-- Begin PROVIDED DATA --
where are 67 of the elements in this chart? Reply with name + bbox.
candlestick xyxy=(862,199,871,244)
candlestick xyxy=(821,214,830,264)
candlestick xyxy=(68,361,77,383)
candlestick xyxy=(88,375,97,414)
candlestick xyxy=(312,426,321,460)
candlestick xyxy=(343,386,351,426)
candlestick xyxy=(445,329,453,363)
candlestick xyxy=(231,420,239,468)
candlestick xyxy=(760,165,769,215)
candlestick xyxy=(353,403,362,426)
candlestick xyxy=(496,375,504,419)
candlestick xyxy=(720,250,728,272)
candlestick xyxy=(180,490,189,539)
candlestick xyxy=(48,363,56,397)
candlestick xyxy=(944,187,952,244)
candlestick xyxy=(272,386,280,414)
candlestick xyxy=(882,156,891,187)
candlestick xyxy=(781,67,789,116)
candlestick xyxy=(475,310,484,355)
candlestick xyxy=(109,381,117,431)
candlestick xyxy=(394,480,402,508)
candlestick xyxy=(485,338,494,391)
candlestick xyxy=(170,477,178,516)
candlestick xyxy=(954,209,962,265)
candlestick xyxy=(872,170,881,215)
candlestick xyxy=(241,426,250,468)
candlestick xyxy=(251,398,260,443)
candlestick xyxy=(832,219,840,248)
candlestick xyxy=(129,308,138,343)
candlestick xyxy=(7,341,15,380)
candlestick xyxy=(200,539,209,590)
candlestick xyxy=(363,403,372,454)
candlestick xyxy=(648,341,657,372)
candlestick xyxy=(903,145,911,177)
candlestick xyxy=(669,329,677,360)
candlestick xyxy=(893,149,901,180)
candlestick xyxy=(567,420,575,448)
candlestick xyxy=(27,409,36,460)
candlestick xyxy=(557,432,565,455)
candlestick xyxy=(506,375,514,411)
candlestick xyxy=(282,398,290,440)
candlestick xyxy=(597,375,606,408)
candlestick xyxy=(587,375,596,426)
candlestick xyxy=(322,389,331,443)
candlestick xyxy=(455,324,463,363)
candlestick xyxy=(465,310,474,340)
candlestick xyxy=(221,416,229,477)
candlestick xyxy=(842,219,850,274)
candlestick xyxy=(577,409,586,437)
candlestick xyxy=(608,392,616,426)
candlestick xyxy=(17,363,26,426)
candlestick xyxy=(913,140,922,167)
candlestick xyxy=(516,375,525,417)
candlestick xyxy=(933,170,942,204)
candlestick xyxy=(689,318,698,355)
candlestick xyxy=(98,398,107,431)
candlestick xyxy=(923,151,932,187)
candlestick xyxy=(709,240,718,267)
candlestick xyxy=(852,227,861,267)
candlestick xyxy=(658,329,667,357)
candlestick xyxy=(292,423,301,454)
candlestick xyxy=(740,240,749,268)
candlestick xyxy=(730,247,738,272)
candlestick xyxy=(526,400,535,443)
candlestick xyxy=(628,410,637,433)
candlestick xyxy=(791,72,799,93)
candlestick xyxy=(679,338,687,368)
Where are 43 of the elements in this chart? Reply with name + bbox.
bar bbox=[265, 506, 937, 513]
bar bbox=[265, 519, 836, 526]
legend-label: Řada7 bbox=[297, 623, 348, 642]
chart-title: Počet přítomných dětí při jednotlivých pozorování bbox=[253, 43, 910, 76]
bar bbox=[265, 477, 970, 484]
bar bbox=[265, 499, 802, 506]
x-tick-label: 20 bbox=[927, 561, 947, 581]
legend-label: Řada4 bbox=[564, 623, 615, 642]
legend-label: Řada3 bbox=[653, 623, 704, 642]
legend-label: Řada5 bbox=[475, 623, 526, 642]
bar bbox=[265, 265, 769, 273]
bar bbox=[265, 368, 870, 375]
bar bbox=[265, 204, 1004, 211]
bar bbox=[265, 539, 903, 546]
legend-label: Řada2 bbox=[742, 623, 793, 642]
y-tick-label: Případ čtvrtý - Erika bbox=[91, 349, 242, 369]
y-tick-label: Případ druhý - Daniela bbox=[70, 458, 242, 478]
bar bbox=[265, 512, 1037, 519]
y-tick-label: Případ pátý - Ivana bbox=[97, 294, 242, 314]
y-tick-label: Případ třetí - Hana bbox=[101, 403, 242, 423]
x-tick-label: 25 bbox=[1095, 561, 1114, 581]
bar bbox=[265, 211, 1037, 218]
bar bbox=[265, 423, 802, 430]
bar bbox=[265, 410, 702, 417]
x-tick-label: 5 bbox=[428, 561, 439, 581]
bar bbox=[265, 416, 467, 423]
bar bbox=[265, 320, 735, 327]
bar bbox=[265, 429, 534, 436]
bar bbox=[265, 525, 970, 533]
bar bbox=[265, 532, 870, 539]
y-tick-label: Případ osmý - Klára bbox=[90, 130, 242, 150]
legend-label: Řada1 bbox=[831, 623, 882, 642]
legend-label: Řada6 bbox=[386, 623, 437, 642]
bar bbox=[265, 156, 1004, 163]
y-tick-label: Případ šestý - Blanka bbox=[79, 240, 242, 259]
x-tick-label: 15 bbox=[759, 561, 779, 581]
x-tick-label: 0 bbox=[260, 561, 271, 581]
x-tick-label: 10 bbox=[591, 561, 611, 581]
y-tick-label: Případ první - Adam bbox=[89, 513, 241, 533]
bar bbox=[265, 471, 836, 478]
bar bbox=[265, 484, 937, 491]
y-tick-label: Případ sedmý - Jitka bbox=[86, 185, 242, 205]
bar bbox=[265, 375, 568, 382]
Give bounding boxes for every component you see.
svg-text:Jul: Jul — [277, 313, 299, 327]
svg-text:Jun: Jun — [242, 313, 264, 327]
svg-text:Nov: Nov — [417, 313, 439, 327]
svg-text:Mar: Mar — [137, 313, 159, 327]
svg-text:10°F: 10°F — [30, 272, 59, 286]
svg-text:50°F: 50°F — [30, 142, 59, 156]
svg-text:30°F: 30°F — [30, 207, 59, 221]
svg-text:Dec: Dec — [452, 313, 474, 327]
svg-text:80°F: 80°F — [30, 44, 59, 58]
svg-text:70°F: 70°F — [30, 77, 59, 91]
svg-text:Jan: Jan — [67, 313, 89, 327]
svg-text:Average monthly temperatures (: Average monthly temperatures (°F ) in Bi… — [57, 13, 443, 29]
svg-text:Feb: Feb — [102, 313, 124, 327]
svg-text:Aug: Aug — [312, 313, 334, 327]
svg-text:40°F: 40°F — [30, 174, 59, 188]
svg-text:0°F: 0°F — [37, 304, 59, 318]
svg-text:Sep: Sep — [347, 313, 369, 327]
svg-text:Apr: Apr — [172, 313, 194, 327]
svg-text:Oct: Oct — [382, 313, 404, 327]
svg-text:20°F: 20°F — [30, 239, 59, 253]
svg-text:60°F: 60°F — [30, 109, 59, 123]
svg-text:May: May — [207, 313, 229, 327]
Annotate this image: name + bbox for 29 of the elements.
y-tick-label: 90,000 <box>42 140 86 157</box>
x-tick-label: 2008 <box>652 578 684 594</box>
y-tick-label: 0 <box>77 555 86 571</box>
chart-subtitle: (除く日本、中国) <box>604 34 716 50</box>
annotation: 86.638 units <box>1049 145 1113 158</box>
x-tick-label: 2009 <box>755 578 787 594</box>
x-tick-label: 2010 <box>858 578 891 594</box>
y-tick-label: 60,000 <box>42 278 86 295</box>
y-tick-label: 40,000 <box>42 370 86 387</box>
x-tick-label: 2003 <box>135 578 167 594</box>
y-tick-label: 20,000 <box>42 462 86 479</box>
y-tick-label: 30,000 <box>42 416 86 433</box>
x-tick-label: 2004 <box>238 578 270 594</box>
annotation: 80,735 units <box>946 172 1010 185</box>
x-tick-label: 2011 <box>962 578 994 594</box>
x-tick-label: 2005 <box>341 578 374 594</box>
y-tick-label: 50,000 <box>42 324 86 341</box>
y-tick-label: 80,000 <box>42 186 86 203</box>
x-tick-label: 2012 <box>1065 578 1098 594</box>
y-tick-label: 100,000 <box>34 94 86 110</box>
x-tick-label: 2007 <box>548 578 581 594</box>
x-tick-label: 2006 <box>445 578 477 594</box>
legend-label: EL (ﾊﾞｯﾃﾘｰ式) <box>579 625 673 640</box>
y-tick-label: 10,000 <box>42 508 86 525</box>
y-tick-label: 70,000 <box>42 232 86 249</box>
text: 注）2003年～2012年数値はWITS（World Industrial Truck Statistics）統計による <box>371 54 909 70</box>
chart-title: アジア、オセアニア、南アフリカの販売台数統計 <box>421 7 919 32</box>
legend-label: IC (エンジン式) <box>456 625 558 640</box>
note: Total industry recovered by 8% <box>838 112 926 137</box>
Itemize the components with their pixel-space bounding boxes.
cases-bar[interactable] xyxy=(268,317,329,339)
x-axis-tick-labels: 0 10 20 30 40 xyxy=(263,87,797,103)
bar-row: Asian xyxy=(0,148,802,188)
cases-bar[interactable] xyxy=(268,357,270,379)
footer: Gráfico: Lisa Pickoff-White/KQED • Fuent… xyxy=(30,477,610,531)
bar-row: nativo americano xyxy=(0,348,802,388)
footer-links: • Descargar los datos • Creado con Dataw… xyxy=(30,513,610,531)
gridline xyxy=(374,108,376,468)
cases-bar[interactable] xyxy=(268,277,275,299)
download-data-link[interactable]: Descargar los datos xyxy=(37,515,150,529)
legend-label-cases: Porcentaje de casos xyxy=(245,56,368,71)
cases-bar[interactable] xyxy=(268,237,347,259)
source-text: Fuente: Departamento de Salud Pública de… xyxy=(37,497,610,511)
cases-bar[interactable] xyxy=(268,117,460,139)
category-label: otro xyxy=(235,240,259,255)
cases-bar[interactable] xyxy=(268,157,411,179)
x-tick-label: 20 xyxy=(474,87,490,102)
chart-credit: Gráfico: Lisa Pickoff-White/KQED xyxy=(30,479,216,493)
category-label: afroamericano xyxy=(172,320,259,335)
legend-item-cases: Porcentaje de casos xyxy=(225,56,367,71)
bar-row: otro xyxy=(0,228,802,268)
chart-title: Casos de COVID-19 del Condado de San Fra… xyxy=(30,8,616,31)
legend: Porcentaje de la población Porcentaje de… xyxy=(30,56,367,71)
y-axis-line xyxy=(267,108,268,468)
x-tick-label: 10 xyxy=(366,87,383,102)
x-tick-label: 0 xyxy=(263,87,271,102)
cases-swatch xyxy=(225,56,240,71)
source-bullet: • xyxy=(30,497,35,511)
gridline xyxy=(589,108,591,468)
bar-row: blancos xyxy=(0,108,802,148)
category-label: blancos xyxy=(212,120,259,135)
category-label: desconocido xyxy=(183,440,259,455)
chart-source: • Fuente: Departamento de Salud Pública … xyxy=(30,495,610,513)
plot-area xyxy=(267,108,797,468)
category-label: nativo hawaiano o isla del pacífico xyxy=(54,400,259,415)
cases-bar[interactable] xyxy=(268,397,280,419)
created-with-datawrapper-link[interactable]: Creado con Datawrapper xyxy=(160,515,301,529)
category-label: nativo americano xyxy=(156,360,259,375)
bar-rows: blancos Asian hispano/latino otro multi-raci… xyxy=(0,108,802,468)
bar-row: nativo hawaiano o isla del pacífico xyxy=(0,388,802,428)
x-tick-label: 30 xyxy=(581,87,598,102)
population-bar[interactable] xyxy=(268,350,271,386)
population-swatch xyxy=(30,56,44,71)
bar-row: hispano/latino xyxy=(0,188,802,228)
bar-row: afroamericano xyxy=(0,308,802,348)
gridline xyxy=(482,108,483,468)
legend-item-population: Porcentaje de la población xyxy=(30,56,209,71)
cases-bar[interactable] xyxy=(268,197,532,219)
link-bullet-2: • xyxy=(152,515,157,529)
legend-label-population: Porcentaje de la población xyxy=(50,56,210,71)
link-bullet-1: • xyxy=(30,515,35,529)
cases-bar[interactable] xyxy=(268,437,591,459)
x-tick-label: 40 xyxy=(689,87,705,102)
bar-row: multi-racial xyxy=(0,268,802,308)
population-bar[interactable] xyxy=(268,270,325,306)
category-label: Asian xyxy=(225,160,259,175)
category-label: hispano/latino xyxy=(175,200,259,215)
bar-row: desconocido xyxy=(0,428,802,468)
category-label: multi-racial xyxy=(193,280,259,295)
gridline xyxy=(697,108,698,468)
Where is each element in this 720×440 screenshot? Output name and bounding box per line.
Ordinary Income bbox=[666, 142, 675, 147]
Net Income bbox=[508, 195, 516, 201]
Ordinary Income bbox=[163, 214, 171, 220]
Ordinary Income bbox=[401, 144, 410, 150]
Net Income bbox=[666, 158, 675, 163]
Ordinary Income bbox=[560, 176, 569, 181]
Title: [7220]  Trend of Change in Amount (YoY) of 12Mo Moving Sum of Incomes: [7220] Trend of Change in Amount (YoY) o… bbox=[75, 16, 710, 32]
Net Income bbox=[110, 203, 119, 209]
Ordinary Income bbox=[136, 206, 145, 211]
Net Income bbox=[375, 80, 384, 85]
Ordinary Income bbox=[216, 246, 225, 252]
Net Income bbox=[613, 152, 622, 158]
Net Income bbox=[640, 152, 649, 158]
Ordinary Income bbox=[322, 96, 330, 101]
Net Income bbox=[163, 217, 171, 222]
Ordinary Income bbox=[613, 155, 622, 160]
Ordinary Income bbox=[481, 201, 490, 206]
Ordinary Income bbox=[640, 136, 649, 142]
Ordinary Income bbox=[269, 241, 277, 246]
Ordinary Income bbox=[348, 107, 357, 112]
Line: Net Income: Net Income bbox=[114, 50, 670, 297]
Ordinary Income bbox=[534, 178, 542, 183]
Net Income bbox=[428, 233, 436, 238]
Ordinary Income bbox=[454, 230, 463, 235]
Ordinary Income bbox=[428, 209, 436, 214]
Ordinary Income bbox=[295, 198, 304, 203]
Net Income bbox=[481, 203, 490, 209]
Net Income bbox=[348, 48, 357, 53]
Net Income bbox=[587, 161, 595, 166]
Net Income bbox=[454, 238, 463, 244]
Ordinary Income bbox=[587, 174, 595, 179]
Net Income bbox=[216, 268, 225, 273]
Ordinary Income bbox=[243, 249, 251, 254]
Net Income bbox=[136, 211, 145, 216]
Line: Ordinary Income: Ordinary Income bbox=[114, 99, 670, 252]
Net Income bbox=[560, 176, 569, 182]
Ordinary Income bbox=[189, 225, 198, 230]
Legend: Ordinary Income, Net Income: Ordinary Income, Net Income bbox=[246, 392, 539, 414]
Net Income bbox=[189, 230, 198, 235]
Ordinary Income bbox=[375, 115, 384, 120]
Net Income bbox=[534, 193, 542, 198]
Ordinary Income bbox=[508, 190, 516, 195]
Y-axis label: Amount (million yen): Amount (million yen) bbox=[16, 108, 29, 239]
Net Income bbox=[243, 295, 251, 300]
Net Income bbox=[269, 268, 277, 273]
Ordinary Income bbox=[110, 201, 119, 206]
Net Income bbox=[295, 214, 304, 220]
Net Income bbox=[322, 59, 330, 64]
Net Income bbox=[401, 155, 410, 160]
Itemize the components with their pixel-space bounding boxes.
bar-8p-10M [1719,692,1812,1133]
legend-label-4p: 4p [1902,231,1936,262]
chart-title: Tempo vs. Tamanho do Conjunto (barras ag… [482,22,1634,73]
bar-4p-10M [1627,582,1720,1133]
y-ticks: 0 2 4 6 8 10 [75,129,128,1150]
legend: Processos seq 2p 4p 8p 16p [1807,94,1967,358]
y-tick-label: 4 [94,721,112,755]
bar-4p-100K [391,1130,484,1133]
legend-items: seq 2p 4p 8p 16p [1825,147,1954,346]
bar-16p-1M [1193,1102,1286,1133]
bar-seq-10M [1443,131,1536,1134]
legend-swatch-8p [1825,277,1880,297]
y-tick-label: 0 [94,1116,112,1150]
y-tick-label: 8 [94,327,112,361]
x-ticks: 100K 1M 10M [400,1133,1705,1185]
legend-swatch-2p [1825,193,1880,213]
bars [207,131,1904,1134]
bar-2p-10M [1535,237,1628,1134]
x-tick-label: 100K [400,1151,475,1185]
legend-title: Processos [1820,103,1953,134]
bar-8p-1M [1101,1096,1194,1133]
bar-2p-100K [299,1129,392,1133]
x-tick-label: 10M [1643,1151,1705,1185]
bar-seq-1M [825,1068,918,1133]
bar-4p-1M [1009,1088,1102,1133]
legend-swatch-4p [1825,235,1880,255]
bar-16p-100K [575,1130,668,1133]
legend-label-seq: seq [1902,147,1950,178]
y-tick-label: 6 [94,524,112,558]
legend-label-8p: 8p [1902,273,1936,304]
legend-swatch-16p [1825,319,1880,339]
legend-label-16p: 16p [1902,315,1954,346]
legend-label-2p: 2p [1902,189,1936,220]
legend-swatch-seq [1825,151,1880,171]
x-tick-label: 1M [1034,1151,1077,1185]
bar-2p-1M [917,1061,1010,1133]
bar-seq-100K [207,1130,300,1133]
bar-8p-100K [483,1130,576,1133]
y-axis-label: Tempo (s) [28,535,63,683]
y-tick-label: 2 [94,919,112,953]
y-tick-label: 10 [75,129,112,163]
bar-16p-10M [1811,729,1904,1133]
-- End PROVIDED DATA --
TASK OBJECTIVE> Quote the entries from their first line through the line containing "candlestick xyxy=(343,386,351,426)", including both of those lines.

RESULT FOR THIS EXERCISE>
where are 67 of the elements in this chart? Reply with name + bbox.
candlestick xyxy=(862,199,871,244)
candlestick xyxy=(821,214,830,264)
candlestick xyxy=(68,361,77,383)
candlestick xyxy=(88,375,97,414)
candlestick xyxy=(312,426,321,460)
candlestick xyxy=(343,386,351,426)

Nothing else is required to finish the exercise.